* start *

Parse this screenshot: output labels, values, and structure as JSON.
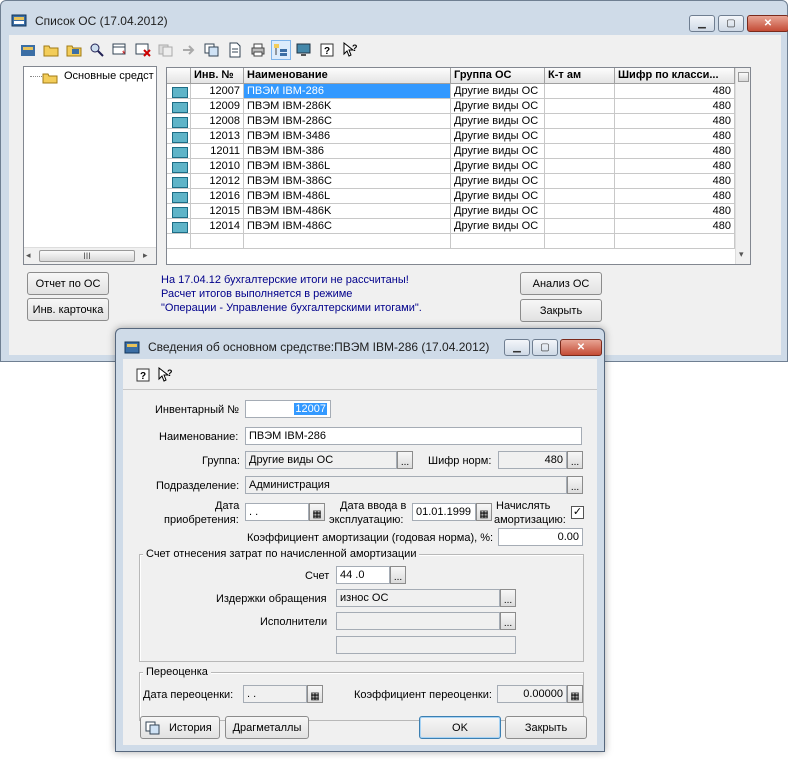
{
  "main": {
    "title": "Список ОС (17.04.2012)",
    "tree_root": "Основные средст",
    "columns": [
      "Инв. №",
      "Наименование",
      "Группа ОС",
      "К-т ам",
      "Шифр по класси..."
    ],
    "rows": [
      {
        "inv": "12007",
        "name": "ПВЭМ IBM-286",
        "group": "Другие виды ОС",
        "kt": "",
        "code": "480"
      },
      {
        "inv": "12009",
        "name": "ПВЭМ IBM-286K",
        "group": "Другие виды ОС",
        "kt": "",
        "code": "480"
      },
      {
        "inv": "12008",
        "name": "ПВЭМ IBM-286C",
        "group": "Другие виды ОС",
        "kt": "",
        "code": "480"
      },
      {
        "inv": "12013",
        "name": "ПВЭМ IBM-3486",
        "group": "Другие виды ОС",
        "kt": "",
        "code": "480"
      },
      {
        "inv": "12011",
        "name": "ПВЭМ IBM-386",
        "group": "Другие виды ОС",
        "kt": "",
        "code": "480"
      },
      {
        "inv": "12010",
        "name": "ПВЭМ IBM-386L",
        "group": "Другие виды ОС",
        "kt": "",
        "code": "480"
      },
      {
        "inv": "12012",
        "name": "ПВЭМ IBM-386C",
        "group": "Другие виды ОС",
        "kt": "",
        "code": "480"
      },
      {
        "inv": "12016",
        "name": "ПВЭМ IBM-486L",
        "group": "Другие виды ОС",
        "kt": "",
        "code": "480"
      },
      {
        "inv": "12015",
        "name": "ПВЭМ IBM-486K",
        "group": "Другие виды ОС",
        "kt": "",
        "code": "480"
      },
      {
        "inv": "12014",
        "name": "ПВЭМ IBM-486C",
        "group": "Другие виды ОС",
        "kt": "",
        "code": "480"
      }
    ],
    "info_lines": [
      "На 17.04.12 бухгалтерские итоги не рассчитаны!",
      "Расчет итогов выполняется в режиме",
      "\"Операции - Управление бухгалтерскими итогами\"."
    ],
    "btn_report": "Отчет по ОС",
    "btn_card": "Инв. карточка",
    "btn_analysis": "Анализ ОС",
    "btn_close": "Закрыть",
    "hscroll_grip": "III"
  },
  "dialog": {
    "title": "Сведения об основном средстве:ПВЭМ IBM-286 (17.04.2012)",
    "inv_label": "Инвентарный №",
    "inv_value": "12007",
    "name_label": "Наименование:",
    "name_value": "ПВЭМ IBM-286",
    "group_label": "Группа:",
    "group_value": "Другие виды ОС",
    "code_label": "Шифр норм:",
    "code_value": "480",
    "dept_label": "Подразделение:",
    "dept_value": "Администрация",
    "acq_label_1": "Дата",
    "acq_label_2": "приобретения:",
    "acq_value": " .  .",
    "commission_label_1": "Дата ввода в",
    "commission_label_2": "эксплуатацию:",
    "commission_value": "01.01.1999",
    "amort_label_1": "Начислять",
    "amort_label_2": "амортизацию:",
    "amort_checked": true,
    "coef_label": "Коэффициент амортизации (годовая норма), %:",
    "coef_value": "0.00",
    "account_group": "Счет отнесения затрат по начисленной амортизации",
    "account_label": "Счет",
    "account_value": "44 .0",
    "costs_label": "Издержки обращения",
    "costs_value": "износ ОС",
    "executors_label": "Исполнители",
    "executors_value": "",
    "reval_group": "Переоценка",
    "reval_date_label": "Дата переоценки:",
    "reval_date_value": " .  .",
    "reval_coef_label": "Коэффициент переоценки:",
    "reval_coef_value": "0.00000",
    "btn_history": "История",
    "btn_metals": "Драгметаллы",
    "btn_ok": "OK",
    "btn_close": "Закрыть"
  },
  "colors": {
    "frame": "#cfdbe8",
    "selection": "#3399ff",
    "info_text": "#00008b",
    "close_button": "#c44c36"
  }
}
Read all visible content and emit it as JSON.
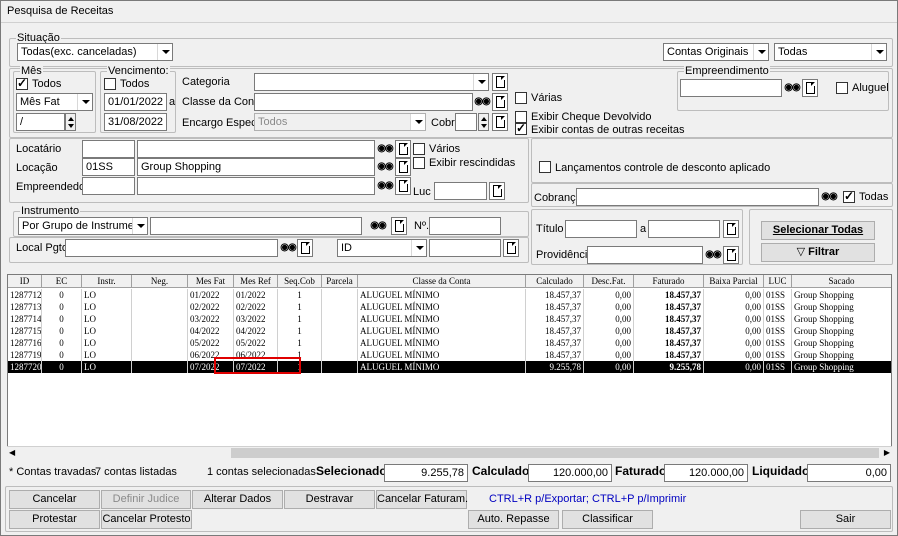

* end *

Goal: Select every line in the records above that contains the word "JSON".

Response to the exercise:
Parse this screenshot: output labels, values, and structure as JSON.
Read all visible content and emit it as JSON.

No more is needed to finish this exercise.